## Task requirements
In the article on Spotify's Climatune service, how many streams did Spotify correlate with one year of weather data?

** Selected passage follows **

Spotify and AccuWeather team to match music, mood and monsoons

The weather and its many faces have served as an inspiration for many musicians, who have crooned about the London fog, the Sun coming outstormy weather and the clothes you wear for a season. Now Spotify is teaming up with AccuWeather to build on that, with a new service called Climatune — playlists that are based on the weather in your location in real time, and the mood that it creates.

This is reminiscent of a feature that Songza (a music recommendation service eventually acquired by Google) once created with the Weather Company (eventually acquired by IBM), where users could fine-tune the music Songza recommended based not only on time, date and location, but also on the weather wherever they happened to be.

Climatune is a little different: Spotify has created a distinct website, which detects your location (or closest location that it’s tracking) and then presents you with a playlist of 30 tracks to fit the weather.

Spotify says that the list is based on it crunching through one year of weather data and correlating it to 85 billion streams on Spotify — effectively matching up what was listened to when the weather was rainy, sunny, cloudy, windy and snowy. Then it used the results of that to pick up tunes and lookalike tunes to create the lists.

The site also features interactive wallpapers, but Spotify doesn’t actually want you there permanently: It puts in only preview links to tracks, and you have to go to Spotify itself to actually listen to the full songs. That’s because this is all ultimately about bringing more audience and engagement to Spotify itself.

Audience and engagement metrics are important for the company at the moment, as it is seeking to renegotiate its licensing terms with labels. From what we have heard, it may try to move away from payment per stream to flat rates. So the more it can show to rightsholders that people are using Spotify for the full experience, and not for specific songs, the more this supports that position.

It’s also an important way of bringing in users who are not music enthusiasts who always know what they want to listen to. With 30 million tracks available, many casual listeners just want recommendations rather than figuring out what to play.

** End of Selected passage **
** Information shown follows **

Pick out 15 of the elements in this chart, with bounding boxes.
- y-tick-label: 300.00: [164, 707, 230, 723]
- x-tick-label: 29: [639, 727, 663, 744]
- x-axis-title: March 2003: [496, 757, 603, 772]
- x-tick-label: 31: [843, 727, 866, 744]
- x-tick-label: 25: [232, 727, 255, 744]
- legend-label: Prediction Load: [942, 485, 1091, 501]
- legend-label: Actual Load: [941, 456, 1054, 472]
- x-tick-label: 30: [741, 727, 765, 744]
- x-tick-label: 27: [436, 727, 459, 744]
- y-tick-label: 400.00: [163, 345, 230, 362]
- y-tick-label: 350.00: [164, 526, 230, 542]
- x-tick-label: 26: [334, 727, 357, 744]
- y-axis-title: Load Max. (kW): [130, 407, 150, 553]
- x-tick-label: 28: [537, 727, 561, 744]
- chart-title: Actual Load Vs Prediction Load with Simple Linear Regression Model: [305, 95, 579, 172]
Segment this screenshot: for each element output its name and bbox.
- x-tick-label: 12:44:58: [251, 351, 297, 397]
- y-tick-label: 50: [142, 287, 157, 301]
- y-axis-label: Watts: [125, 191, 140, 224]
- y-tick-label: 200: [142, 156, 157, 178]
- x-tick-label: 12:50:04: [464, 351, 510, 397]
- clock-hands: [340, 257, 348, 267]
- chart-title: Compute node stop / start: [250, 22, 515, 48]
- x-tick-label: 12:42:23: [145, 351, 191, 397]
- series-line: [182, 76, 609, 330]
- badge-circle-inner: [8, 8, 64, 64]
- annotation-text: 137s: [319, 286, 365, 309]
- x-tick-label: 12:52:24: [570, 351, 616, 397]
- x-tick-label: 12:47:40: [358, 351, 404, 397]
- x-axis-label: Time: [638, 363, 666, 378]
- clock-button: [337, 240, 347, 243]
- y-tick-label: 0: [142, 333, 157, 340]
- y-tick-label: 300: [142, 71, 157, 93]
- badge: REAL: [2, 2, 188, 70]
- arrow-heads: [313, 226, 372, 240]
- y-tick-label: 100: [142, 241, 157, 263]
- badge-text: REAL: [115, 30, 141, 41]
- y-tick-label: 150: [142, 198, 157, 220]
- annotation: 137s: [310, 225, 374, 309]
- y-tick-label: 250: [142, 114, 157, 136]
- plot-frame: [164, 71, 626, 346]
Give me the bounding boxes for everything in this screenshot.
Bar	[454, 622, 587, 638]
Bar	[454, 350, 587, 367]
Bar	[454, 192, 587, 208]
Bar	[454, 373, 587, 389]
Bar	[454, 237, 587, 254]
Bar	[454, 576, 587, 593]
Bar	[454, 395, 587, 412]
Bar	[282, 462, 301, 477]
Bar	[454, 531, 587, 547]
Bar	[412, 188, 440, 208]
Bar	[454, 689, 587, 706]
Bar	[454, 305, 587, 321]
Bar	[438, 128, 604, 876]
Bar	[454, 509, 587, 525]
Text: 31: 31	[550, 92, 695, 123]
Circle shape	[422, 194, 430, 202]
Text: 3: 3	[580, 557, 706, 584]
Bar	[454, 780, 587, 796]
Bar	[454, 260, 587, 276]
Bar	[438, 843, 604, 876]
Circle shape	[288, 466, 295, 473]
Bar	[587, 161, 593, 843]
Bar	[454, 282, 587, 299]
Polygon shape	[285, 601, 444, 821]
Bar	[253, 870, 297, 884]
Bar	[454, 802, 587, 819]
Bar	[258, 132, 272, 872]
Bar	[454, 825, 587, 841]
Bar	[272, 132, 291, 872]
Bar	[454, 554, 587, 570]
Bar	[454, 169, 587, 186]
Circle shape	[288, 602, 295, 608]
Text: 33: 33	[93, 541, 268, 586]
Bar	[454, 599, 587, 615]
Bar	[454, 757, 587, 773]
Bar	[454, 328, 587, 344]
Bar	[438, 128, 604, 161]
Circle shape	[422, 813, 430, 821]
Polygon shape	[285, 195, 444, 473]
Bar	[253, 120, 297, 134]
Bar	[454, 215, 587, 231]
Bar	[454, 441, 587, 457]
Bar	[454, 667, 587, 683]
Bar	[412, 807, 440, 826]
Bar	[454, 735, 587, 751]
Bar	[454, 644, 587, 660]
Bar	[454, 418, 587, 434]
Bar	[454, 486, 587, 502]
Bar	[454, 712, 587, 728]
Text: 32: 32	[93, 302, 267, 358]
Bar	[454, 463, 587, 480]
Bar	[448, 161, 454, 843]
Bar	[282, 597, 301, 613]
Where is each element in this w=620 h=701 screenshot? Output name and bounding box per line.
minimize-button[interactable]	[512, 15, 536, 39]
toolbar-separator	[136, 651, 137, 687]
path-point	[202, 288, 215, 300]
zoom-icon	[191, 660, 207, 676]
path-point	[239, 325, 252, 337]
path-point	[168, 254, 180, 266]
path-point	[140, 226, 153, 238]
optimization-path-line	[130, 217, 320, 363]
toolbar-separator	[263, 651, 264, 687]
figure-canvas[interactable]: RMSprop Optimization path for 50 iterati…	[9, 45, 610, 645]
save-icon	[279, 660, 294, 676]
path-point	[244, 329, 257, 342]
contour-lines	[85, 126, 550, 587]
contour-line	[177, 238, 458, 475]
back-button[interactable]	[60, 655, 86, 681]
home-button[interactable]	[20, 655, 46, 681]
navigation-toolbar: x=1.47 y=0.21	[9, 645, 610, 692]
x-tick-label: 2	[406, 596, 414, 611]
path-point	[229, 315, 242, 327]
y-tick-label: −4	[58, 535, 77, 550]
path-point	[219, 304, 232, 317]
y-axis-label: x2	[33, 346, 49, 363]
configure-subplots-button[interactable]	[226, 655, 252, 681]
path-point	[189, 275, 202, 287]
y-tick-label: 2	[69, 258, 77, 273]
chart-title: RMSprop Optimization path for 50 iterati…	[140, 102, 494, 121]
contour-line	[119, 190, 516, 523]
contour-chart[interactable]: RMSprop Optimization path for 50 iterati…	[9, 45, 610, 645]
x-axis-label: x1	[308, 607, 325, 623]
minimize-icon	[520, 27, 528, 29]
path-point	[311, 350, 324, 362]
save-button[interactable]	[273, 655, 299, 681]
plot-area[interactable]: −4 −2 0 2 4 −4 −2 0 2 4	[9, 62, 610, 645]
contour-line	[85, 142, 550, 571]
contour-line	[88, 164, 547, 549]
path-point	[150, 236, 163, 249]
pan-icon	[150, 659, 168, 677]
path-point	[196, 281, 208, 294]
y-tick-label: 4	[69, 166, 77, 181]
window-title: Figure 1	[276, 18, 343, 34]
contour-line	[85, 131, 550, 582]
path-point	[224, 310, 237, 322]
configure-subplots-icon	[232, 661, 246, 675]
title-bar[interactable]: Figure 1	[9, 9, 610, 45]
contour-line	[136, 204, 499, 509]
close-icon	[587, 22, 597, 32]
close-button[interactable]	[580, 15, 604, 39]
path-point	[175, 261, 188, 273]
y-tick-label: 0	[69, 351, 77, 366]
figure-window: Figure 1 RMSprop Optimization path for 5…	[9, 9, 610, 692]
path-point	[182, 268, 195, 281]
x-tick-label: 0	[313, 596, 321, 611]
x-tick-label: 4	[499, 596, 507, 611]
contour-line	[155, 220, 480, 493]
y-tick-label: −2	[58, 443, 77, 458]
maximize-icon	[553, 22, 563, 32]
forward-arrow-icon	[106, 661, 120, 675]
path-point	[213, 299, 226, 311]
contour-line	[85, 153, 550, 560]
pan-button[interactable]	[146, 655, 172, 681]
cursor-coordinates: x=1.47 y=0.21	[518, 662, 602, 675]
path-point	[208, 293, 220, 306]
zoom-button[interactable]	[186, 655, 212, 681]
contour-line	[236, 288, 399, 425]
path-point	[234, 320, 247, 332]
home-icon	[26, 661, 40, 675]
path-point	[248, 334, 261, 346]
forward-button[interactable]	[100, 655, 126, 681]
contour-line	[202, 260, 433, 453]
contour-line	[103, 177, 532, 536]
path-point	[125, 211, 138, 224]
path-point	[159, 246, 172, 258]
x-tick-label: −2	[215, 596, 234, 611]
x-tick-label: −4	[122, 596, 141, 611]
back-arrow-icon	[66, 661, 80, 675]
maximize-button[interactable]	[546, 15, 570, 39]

** End of Information shown **

## Exercise solution
85 billion streams.